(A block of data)
=-=-=

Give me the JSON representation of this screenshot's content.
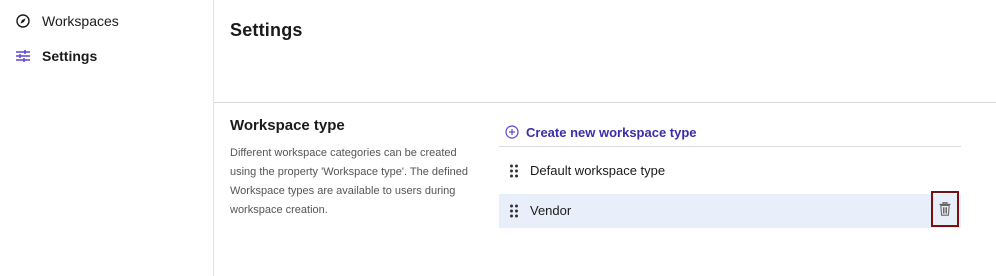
{
  "sidebar": {
    "items": [
      {
        "label": "Workspaces",
        "icon": "compass-icon",
        "active": false
      },
      {
        "label": "Settings",
        "icon": "sliders-icon",
        "active": true
      }
    ]
  },
  "main": {
    "title": "Settings",
    "section": {
      "title": "Workspace type",
      "description": "Different workspace categories can be created using the property 'Workspace type'. The defined Workspace types are available to users during workspace creation."
    },
    "create_label": "Create new workspace type",
    "types": [
      {
        "label": "Default workspace type",
        "selected": false
      },
      {
        "label": "Vendor",
        "selected": true
      }
    ]
  },
  "colors": {
    "accent": "#3a2ea8",
    "selected_row": "#e9effa",
    "delete_highlight": "#7a0f12",
    "divider": "#d9d9d9"
  }
}
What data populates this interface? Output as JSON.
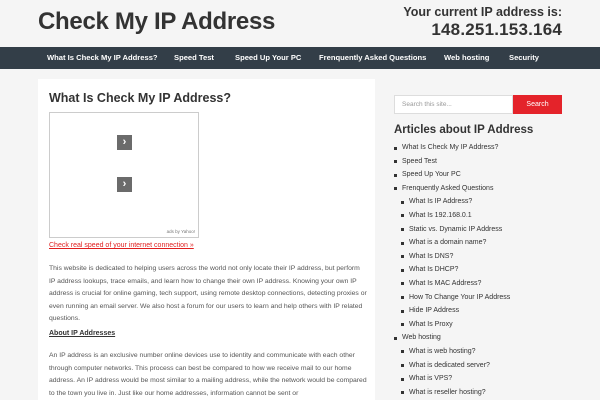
{
  "header": {
    "site_title": "Check My IP Address",
    "ip_label": "Your current IP address is:",
    "ip_value": "148.251.153.164"
  },
  "nav": {
    "items": [
      "What Is Check My IP Address?",
      "Speed Test",
      "Speed Up Your PC",
      "Frenquently Asked Questions",
      "Web hosting",
      "Security"
    ]
  },
  "content": {
    "title": "What Is Check My IP Address?",
    "ad": {
      "credit": "ads by Yahoo!"
    },
    "speed_link": "Check real speed of your internet connection »",
    "paragraph_1": "This website is dedicated to helping users across the world not only locate their IP address, but perform IP address lookups, trace emails, and learn how to change their own IP address. Knowing your own IP address is crucial for online gaming, tech support, using remote desktop connections, detecting proxies or even running an email server. We also host a forum for our users to learn and help others with IP related questions.",
    "about_heading": "About IP Addresses",
    "paragraph_2": "An IP address is an exclusive number online devices use to identity and communicate with each other through computer networks. This process can best be compared to how we receive mail to our home address. An IP address would be most similar to a mailing address, while the network would be compared to the town you live in. Just like our home addresses, information cannot be sent or"
  },
  "sidebar": {
    "search": {
      "placeholder": "Search this site...",
      "button_label": "Search"
    },
    "widget_title": "Articles about IP Address",
    "articles": [
      {
        "label": "What Is Check My IP Address?",
        "level": 0
      },
      {
        "label": "Speed Test",
        "level": 0
      },
      {
        "label": "Speed Up Your PC",
        "level": 0
      },
      {
        "label": "Frenquently Asked Questions",
        "level": 0
      },
      {
        "label": "What Is IP Address?",
        "level": 1
      },
      {
        "label": "What Is 192.168.0.1",
        "level": 1
      },
      {
        "label": "Static vs. Dynamic IP Address",
        "level": 1
      },
      {
        "label": "What is a domain name?",
        "level": 1
      },
      {
        "label": "What Is DNS?",
        "level": 1
      },
      {
        "label": "What Is DHCP?",
        "level": 1
      },
      {
        "label": "What Is MAC Address?",
        "level": 1
      },
      {
        "label": "How To Change Your IP Address",
        "level": 1
      },
      {
        "label": "Hide IP Address",
        "level": 1
      },
      {
        "label": "What Is Proxy",
        "level": 1
      },
      {
        "label": "Web hosting",
        "level": 0
      },
      {
        "label": "What is web hosting?",
        "level": 1
      },
      {
        "label": "What is dedicated server?",
        "level": 1
      },
      {
        "label": "What is VPS?",
        "level": 1
      },
      {
        "label": "What is reseller hosting?",
        "level": 1
      }
    ]
  },
  "colors": {
    "nav_background": "#333e48",
    "accent_red": "#e4232a",
    "page_background": "#f5f5f5"
  },
  "icons": {
    "ad_arrow": "chevron-right-icon"
  }
}
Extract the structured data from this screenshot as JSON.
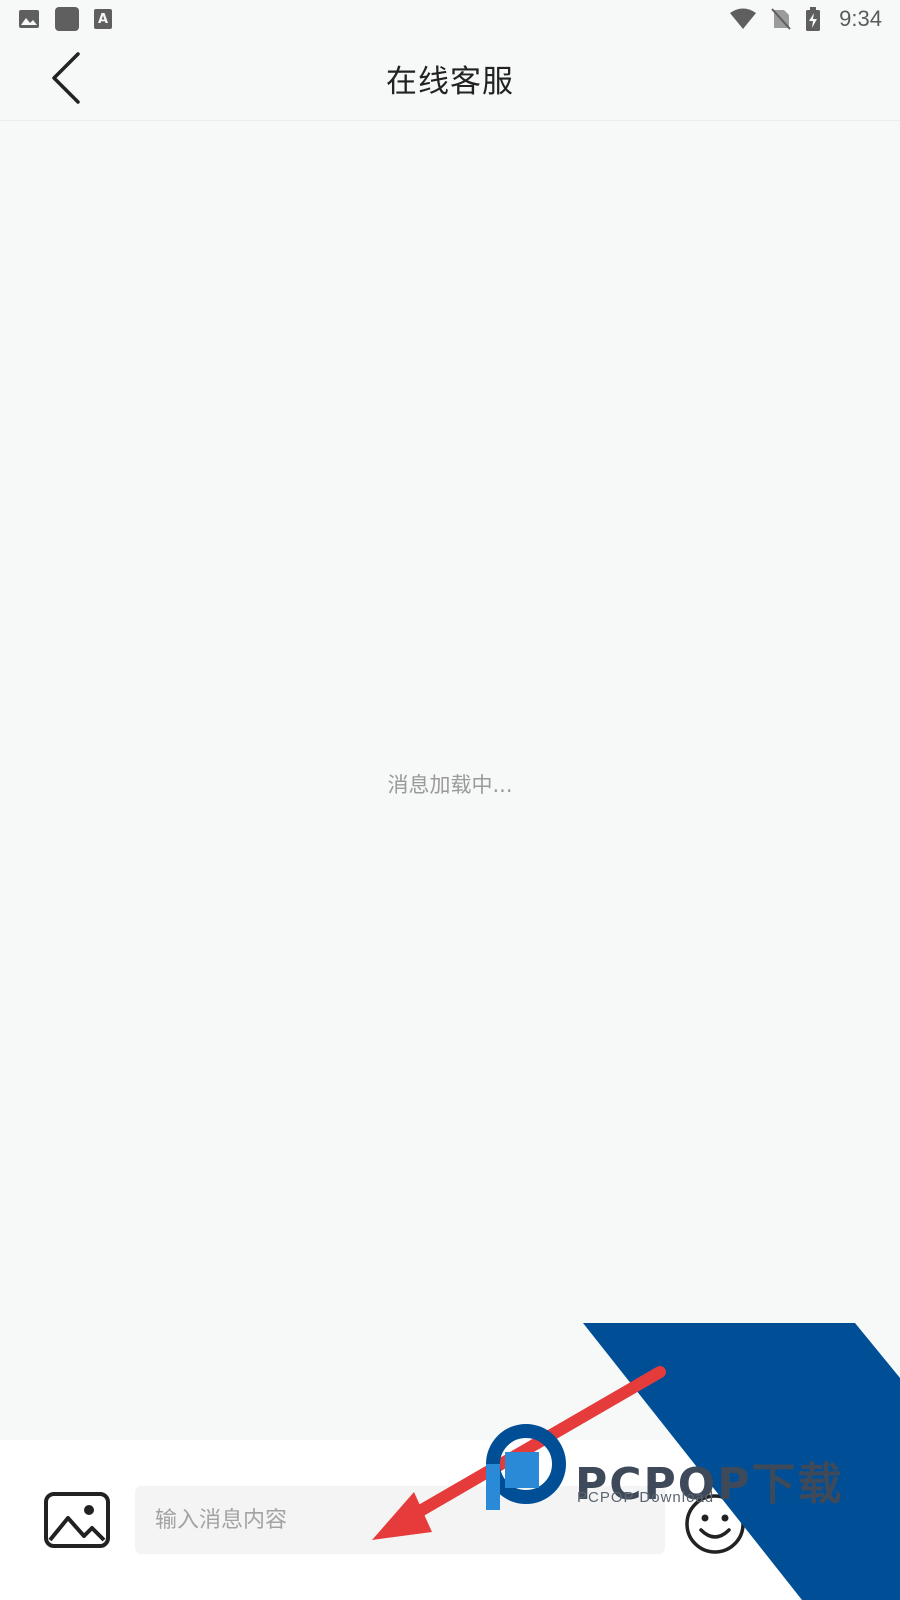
{
  "status_bar": {
    "time": "9:34",
    "icons_left": [
      "image-icon",
      "app-square-icon",
      "font-a-icon"
    ],
    "icons_right": [
      "wifi-icon",
      "no-sim-icon",
      "battery-charging-icon"
    ]
  },
  "header": {
    "title": "在线客服",
    "back_icon": "chevron-left-icon"
  },
  "content": {
    "loading_text": "消息加载中..."
  },
  "input_bar": {
    "placeholder": "输入消息内容",
    "image_icon": "image-icon",
    "emoji_icon": "smiley-icon"
  },
  "watermark": {
    "text": "PCPOP下载",
    "subtext": "PCPOP Download"
  },
  "colors": {
    "background": "#f7f8f8",
    "send_button": "#e8404a",
    "watermark_blue": "#004f96",
    "arrow_red": "#e53b3b"
  }
}
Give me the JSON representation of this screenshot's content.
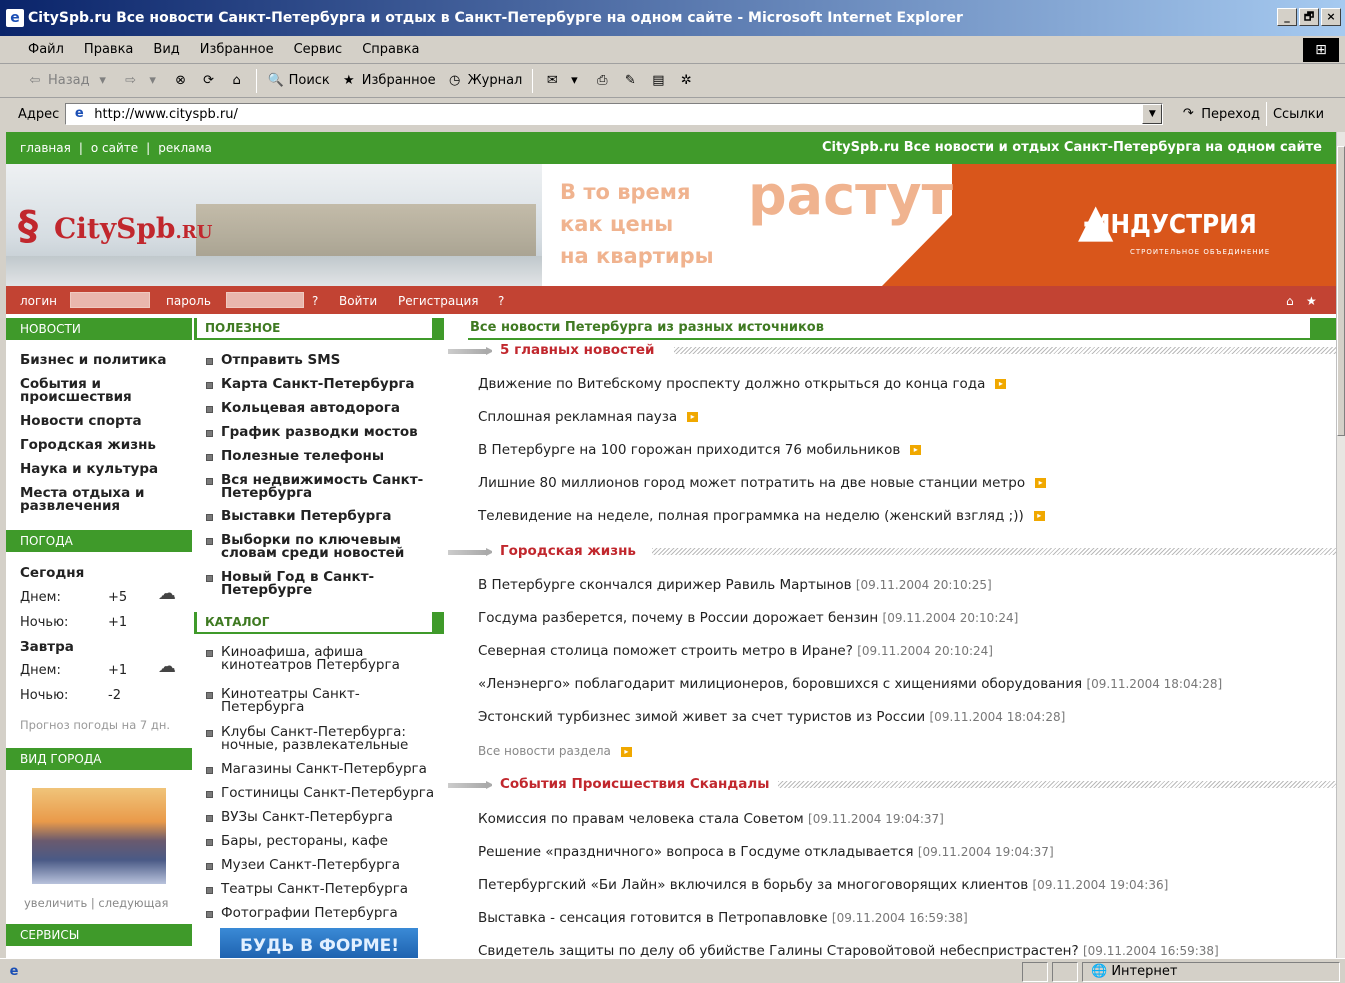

=-=-=

__Exercise aim__
Reproduce the data word for word, excluding its pictures.

__Output for this exercise__
Give me the JSON representation of this screenshot's content.
{
  "sidebar": {
    "items": [
      {
        "label": "Workspaces",
        "icon": "compass-icon",
        "active": false
      },
      {
        "label": "Settings",
        "icon": "sliders-icon",
        "active": true
      }
    ]
  },
  "main": {
    "title": "Settings",
    "section": {
      "title": "Workspace type",
      "description": "Different workspace categories can be created using the property 'Workspace type'. The defined Workspace types are available to users during workspace creation."
    },
    "create_label": "Create new workspace type",
    "types": [
      {
        "label": "Default workspace type",
        "selected": false
      },
      {
        "label": "Vendor",
        "selected": true
      }
    ]
  },
  "colors": {
    "accent": "#3a2ea8",
    "selected_row": "#e9effa",
    "delete_highlight": "#7a0f12",
    "divider": "#d9d9d9"
  }
}
What data populates this interface? Output as JSON.
{
  "header": {
    "site_title": "Check My IP Address",
    "ip_label": "Your current IP address is:",
    "ip_value": "148.251.153.164"
  },
  "nav": {
    "items": [
      "What Is Check My IP Address?",
      "Speed Test",
      "Speed Up Your PC",
      "Frenquently Asked Questions",
      "Web hosting",
      "Security"
    ]
  },
  "content": {
    "title": "What Is Check My IP Address?",
    "ad": {
      "credit": "ads by Yahoo!"
    },
    "speed_link": "Check real speed of your internet connection »",
    "paragraph_1": "This website is dedicated to helping users across the world not only locate their IP address, but perform IP address lookups, trace emails, and learn how to change their own IP address. Knowing your own IP address is crucial for online gaming, tech support, using remote desktop connections, detecting proxies or even running an email server. We also host a forum for our users to learn and help others with IP related questions.",
    "about_heading": "About IP Addresses",
    "paragraph_2": "An IP address is an exclusive number online devices use to identity and communicate with each other through computer networks. This process can best be compared to how we receive mail to our home address. An IP address would be most similar to a mailing address, while the network would be compared to the town you live in. Just like our home addresses, information cannot be sent or"
  },
  "sidebar": {
    "search": {
      "placeholder": "Search this site...",
      "button_label": "Search"
    },
    "widget_title": "Articles about IP Address",
    "articles": [
      {
        "label": "What Is Check My IP Address?",
        "level": 0
      },
      {
        "label": "Speed Test",
        "level": 0
      },
      {
        "label": "Speed Up Your PC",
        "level": 0
      },
      {
        "label": "Frenquently Asked Questions",
        "level": 0
      },
      {
        "label": "What Is IP Address?",
        "level": 1
      },
      {
        "label": "What Is 192.168.0.1",
        "level": 1
      },
      {
        "label": "Static vs. Dynamic IP Address",
        "level": 1
      },
      {
        "label": "What is a domain name?",
        "level": 1
      },
      {
        "label": "What Is DNS?",
        "level": 1
      },
      {
        "label": "What Is DHCP?",
        "level": 1
      },
      {
        "label": "What Is MAC Address?",
        "level": 1
      },
      {
        "label": "How To Change Your IP Address",
        "level": 1
      },
      {
        "label": "Hide IP Address",
        "level": 1
      },
      {
        "label": "What Is Proxy",
        "level": 1
      },
      {
        "label": "Web hosting",
        "level": 0
      },
      {
        "label": "What is web hosting?",
        "level": 1
      },
      {
        "label": "What is dedicated server?",
        "level": 1
      },
      {
        "label": "What is VPS?",
        "level": 1
      },
      {
        "label": "What is reseller hosting?",
        "level": 1
      }
    ]
  },
  "colors": {
    "nav_background": "#333e48",
    "accent_red": "#e4232a",
    "page_background": "#f5f5f5"
  },
  "icons": {
    "ad_arrow": "chevron-right-icon"
  }
}
Extract the structured data from this screenshot as JSON.
{
  "status_bar": {
    "time": "9:34",
    "icons_left": [
      "image-icon",
      "app-square-icon",
      "font-a-icon"
    ],
    "icons_right": [
      "wifi-icon",
      "no-sim-icon",
      "battery-charging-icon"
    ]
  },
  "header": {
    "title": "在线客服",
    "back_icon": "chevron-left-icon"
  },
  "content": {
    "loading_text": "消息加载中..."
  },
  "input_bar": {
    "placeholder": "输入消息内容",
    "image_icon": "image-icon",
    "emoji_icon": "smiley-icon"
  },
  "watermark": {
    "text": "PCPOP下载",
    "subtext": "PCPOP Download"
  },
  "colors": {
    "background": "#f7f8f8",
    "send_button": "#e8404a",
    "watermark_blue": "#004f96",
    "arrow_red": "#e53b3b"
  }
}
Give me the JSON representation of this screenshot's content.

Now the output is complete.